┌─ Input for this task
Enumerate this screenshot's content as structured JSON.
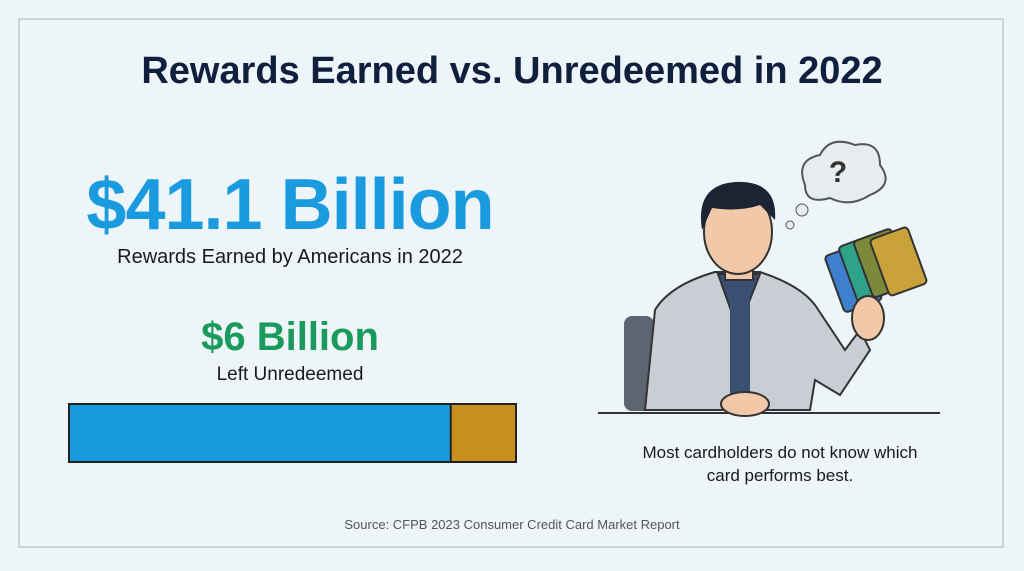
{
  "title": "Rewards Earned vs. Unredeemed in 2022",
  "earned": {
    "value": 41.1,
    "label": "$41.1 Billion",
    "caption": "Rewards Earned by Americans in 2022",
    "color": "#1a9be0"
  },
  "unredeemed": {
    "value": 6,
    "label": "$6 Billion",
    "caption": "Left Unredeemed",
    "color": "#c98f1f"
  },
  "thought": "?",
  "note": "Most cardholders do not know which card performs best.",
  "source": "Source: CFPB 2023 Consumer Credit Card Market Report"
}
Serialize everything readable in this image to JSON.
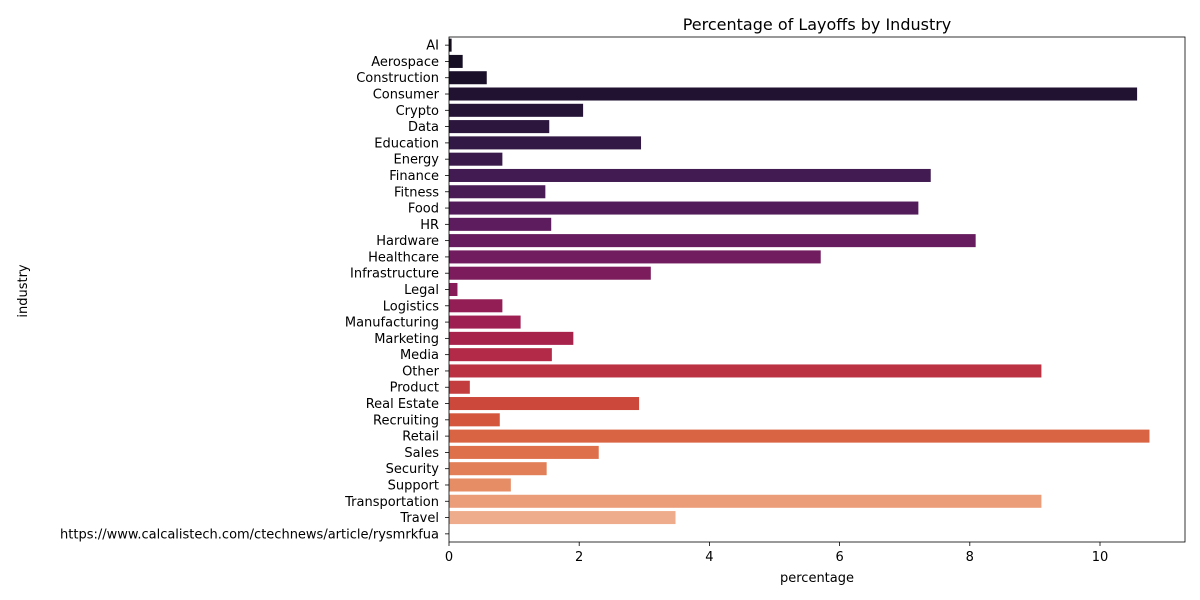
└─
Copy the material above in full and exactly, skipping pictures.

Enumerate this screenshot's content as structured JSON.
{
  "title": "Rewards Earned vs. Unredeemed in 2022",
  "earned": {
    "value": 41.1,
    "label": "$41.1 Billion",
    "caption": "Rewards Earned by Americans in 2022",
    "color": "#1a9be0"
  },
  "unredeemed": {
    "value": 6,
    "label": "$6 Billion",
    "caption": "Left Unredeemed",
    "color": "#c98f1f"
  },
  "thought": "?",
  "note": "Most cardholders do not know which card performs best.",
  "source": "Source: CFPB 2023 Consumer Credit Card Market Report"
}
Serialize everything readable in this image to JSON.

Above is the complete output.